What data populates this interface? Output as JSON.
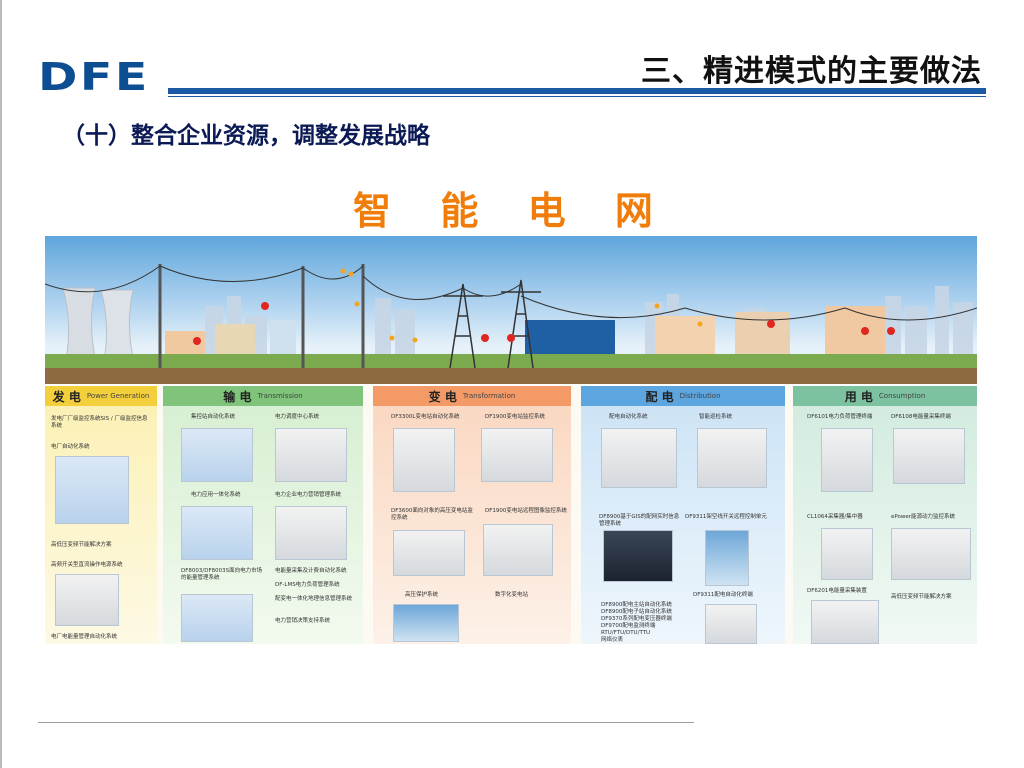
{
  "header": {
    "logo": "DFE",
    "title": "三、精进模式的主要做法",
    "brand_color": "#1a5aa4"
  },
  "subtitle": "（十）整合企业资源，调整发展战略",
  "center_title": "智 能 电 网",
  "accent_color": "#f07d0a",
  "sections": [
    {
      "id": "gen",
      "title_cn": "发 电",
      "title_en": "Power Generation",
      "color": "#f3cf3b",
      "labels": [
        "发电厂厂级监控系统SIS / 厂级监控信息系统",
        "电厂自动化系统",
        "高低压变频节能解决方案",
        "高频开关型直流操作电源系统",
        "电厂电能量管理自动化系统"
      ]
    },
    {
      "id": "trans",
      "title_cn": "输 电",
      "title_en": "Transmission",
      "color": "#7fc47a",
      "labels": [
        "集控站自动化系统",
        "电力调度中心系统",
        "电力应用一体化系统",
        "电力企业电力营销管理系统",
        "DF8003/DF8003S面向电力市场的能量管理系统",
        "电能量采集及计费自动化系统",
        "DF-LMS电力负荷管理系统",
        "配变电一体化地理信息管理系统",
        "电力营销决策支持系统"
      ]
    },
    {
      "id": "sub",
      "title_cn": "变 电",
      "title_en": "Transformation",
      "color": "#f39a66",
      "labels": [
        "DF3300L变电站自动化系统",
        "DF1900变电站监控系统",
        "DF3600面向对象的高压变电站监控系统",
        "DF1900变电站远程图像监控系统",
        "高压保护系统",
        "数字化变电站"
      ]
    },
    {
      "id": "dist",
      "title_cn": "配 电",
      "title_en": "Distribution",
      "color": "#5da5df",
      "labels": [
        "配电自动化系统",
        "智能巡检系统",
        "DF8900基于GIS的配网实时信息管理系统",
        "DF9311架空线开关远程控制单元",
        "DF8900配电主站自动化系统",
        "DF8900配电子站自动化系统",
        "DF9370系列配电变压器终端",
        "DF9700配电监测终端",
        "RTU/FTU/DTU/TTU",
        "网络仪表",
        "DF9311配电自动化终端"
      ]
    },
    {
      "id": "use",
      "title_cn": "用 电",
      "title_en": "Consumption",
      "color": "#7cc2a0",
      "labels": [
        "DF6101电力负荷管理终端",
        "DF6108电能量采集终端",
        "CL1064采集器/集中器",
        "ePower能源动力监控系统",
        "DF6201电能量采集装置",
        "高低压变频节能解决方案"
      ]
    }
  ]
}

·····

Copy out every line of the material above exactly, skipping the pictures.

-- Worked answer --
What data populates this interface? Output as JSON.
{
  "header": {
    "logo": "DFE",
    "title": "三、精进模式的主要做法",
    "brand_color": "#1a5aa4"
  },
  "subtitle": "（十）整合企业资源，调整发展战略",
  "center_title": "智 能 电 网",
  "accent_color": "#f07d0a",
  "sections": [
    {
      "id": "gen",
      "title_cn": "发 电",
      "title_en": "Power Generation",
      "color": "#f3cf3b",
      "labels": [
        "发电厂厂级监控系统SIS / 厂级监控信息系统",
        "电厂自动化系统",
        "高低压变频节能解决方案",
        "高频开关型直流操作电源系统",
        "电厂电能量管理自动化系统"
      ]
    },
    {
      "id": "trans",
      "title_cn": "输 电",
      "title_en": "Transmission",
      "color": "#7fc47a",
      "labels": [
        "集控站自动化系统",
        "电力调度中心系统",
        "电力应用一体化系统",
        "电力企业电力营销管理系统",
        "DF8003/DF8003S面向电力市场的能量管理系统",
        "电能量采集及计费自动化系统",
        "DF-LMS电力负荷管理系统",
        "配变电一体化地理信息管理系统",
        "电力营销决策支持系统"
      ]
    },
    {
      "id": "sub",
      "title_cn": "变 电",
      "title_en": "Transformation",
      "color": "#f39a66",
      "labels": [
        "DF3300L变电站自动化系统",
        "DF1900变电站监控系统",
        "DF3600面向对象的高压变电站监控系统",
        "DF1900变电站远程图像监控系统",
        "高压保护系统",
        "数字化变电站"
      ]
    },
    {
      "id": "dist",
      "title_cn": "配 电",
      "title_en": "Distribution",
      "color": "#5da5df",
      "labels": [
        "配电自动化系统",
        "智能巡检系统",
        "DF8900基于GIS的配网实时信息管理系统",
        "DF9311架空线开关远程控制单元",
        "DF8900配电主站自动化系统",
        "DF8900配电子站自动化系统",
        "DF9370系列配电变压器终端",
        "DF9700配电监测终端",
        "RTU/FTU/DTU/TTU",
        "网络仪表",
        "DF9311配电自动化终端"
      ]
    },
    {
      "id": "use",
      "title_cn": "用 电",
      "title_en": "Consumption",
      "color": "#7cc2a0",
      "labels": [
        "DF6101电力负荷管理终端",
        "DF6108电能量采集终端",
        "CL1064采集器/集中器",
        "ePower能源动力监控系统",
        "DF6201电能量采集装置",
        "高低压变频节能解决方案"
      ]
    }
  ]
}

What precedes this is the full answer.